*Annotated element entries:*
# # #

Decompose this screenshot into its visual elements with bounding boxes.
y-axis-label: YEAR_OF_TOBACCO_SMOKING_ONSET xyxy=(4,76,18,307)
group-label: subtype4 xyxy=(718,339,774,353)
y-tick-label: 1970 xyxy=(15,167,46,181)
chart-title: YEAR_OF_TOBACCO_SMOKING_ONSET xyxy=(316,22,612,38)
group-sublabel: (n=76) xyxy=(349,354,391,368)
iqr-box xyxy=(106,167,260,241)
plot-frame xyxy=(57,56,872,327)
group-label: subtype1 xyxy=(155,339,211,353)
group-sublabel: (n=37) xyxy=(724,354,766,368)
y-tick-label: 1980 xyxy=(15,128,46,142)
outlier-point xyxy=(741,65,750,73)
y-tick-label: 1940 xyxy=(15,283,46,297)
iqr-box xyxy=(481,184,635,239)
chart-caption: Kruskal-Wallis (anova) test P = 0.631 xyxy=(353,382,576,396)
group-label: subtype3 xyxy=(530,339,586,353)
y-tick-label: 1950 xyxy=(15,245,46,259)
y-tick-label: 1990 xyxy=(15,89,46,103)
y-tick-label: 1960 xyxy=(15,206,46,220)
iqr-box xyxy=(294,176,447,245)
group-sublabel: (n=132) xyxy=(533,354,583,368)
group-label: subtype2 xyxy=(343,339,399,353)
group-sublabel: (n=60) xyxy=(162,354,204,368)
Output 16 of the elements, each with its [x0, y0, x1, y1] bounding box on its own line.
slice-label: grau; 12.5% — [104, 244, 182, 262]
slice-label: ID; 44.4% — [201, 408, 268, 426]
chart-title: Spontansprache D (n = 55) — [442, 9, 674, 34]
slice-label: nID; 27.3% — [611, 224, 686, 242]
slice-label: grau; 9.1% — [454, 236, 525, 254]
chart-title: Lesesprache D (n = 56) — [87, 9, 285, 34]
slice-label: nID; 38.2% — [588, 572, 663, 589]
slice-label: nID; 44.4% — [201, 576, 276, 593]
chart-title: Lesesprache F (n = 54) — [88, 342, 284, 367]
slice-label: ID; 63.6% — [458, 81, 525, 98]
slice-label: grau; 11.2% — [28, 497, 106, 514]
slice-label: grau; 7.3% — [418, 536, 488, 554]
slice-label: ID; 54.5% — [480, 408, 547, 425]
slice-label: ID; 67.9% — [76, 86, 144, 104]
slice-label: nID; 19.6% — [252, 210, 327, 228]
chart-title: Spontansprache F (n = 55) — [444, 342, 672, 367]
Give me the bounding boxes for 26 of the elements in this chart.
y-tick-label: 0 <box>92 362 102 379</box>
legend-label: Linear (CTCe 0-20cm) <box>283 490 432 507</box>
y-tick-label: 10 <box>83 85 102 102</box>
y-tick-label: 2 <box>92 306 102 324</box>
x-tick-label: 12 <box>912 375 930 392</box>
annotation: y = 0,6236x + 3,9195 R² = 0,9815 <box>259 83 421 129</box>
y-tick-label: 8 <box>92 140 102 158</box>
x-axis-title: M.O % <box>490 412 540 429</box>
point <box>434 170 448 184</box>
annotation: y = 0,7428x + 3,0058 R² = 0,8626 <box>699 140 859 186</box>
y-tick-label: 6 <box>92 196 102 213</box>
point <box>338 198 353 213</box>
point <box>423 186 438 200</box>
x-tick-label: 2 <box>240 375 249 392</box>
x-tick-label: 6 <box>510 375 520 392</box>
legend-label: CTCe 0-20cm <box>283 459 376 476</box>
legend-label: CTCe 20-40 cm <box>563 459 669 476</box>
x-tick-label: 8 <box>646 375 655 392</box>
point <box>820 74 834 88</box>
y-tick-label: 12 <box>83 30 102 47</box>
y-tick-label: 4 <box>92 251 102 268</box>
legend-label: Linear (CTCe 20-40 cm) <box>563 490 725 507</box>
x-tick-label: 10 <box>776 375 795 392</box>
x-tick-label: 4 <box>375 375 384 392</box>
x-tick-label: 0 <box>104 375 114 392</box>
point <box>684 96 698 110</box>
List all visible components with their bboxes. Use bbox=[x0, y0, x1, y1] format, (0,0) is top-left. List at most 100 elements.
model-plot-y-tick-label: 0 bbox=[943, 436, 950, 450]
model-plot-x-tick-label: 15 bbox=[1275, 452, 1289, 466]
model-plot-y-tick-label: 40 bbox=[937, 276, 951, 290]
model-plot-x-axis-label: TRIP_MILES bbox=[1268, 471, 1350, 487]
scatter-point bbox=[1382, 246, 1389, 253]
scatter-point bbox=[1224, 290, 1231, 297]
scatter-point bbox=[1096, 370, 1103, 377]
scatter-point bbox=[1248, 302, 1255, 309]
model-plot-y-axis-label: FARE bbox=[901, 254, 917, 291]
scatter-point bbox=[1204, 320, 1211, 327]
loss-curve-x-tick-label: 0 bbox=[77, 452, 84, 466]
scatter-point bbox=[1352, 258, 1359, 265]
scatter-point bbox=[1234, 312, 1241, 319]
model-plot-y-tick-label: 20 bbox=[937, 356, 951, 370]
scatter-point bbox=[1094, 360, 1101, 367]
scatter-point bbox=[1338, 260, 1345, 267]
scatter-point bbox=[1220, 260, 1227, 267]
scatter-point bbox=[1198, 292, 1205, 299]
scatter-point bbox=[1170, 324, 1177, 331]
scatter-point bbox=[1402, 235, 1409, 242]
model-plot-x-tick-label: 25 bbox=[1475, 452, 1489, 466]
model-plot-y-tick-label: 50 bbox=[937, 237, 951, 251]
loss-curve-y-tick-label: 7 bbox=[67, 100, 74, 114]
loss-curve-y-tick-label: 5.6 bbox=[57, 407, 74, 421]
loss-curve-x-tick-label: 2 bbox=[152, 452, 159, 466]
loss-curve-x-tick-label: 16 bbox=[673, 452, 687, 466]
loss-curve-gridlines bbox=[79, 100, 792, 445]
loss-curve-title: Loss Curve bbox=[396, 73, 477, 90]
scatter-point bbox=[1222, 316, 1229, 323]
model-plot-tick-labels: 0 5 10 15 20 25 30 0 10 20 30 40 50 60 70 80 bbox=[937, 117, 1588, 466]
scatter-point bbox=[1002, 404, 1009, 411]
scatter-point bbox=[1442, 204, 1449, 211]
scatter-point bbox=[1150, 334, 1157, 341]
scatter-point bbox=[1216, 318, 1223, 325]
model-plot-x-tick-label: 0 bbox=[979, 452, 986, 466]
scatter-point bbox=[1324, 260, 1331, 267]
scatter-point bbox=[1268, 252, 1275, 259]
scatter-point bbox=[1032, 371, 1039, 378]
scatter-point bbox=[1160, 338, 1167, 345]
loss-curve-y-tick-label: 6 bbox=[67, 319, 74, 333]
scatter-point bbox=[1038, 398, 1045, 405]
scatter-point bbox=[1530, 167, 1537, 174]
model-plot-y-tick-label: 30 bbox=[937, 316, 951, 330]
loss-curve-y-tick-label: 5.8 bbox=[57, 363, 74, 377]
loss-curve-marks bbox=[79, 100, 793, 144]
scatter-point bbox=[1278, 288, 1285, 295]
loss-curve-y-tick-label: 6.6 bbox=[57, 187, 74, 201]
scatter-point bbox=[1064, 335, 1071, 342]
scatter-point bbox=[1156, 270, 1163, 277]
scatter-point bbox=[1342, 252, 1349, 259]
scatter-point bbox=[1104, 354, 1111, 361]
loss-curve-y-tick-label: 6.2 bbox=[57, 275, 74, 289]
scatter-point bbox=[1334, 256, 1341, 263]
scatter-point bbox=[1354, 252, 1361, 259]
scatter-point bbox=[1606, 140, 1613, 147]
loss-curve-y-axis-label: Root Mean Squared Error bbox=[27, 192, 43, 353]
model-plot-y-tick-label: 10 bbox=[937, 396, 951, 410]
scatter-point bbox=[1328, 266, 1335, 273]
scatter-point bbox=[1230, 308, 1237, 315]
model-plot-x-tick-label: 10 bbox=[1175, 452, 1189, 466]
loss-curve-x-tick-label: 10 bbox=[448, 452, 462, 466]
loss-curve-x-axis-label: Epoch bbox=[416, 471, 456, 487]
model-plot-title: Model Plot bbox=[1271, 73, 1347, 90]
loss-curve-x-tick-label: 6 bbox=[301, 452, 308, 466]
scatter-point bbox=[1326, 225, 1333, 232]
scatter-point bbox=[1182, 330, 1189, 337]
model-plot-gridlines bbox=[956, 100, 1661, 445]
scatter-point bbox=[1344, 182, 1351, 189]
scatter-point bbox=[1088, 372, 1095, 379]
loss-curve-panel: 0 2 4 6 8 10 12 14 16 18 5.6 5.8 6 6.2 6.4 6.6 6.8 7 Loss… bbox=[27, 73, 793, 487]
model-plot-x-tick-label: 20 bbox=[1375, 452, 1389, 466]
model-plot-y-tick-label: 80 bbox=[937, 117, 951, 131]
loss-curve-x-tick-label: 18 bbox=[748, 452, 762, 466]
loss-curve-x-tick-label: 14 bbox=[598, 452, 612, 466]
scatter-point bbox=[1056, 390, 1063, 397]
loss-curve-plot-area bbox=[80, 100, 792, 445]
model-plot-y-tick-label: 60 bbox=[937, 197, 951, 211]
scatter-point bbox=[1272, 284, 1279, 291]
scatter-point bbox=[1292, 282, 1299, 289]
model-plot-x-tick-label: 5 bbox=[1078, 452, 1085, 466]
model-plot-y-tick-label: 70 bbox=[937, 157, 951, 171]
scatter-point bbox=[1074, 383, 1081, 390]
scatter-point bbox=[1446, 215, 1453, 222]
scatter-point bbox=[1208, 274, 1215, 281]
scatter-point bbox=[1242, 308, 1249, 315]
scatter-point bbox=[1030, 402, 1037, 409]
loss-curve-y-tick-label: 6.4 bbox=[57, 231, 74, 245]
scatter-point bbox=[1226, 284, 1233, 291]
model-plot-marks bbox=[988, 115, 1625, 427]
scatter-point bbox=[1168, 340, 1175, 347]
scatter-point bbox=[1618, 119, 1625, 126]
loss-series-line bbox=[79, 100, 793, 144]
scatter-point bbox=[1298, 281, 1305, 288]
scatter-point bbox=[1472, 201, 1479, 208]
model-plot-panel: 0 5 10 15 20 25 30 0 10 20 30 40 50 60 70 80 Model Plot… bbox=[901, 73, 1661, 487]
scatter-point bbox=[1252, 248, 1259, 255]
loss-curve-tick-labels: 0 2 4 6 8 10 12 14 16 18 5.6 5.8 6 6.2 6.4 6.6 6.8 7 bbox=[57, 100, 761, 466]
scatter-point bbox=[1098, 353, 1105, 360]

# # #

*Set exercise:* Reproduce the lines from the start of the entries through the line that contains "group-label: subtype1 xyxy=(155,339,211,353)", including both of those lines.

*Solution to the problem:*
Decompose this screenshot into its visual elements with bounding boxes.
y-axis-label: YEAR_OF_TOBACCO_SMOKING_ONSET xyxy=(4,76,18,307)
group-label: subtype4 xyxy=(718,339,774,353)
y-tick-label: 1970 xyxy=(15,167,46,181)
chart-title: YEAR_OF_TOBACCO_SMOKING_ONSET xyxy=(316,22,612,38)
group-sublabel: (n=76) xyxy=(349,354,391,368)
iqr-box xyxy=(106,167,260,241)
plot-frame xyxy=(57,56,872,327)
group-label: subtype1 xyxy=(155,339,211,353)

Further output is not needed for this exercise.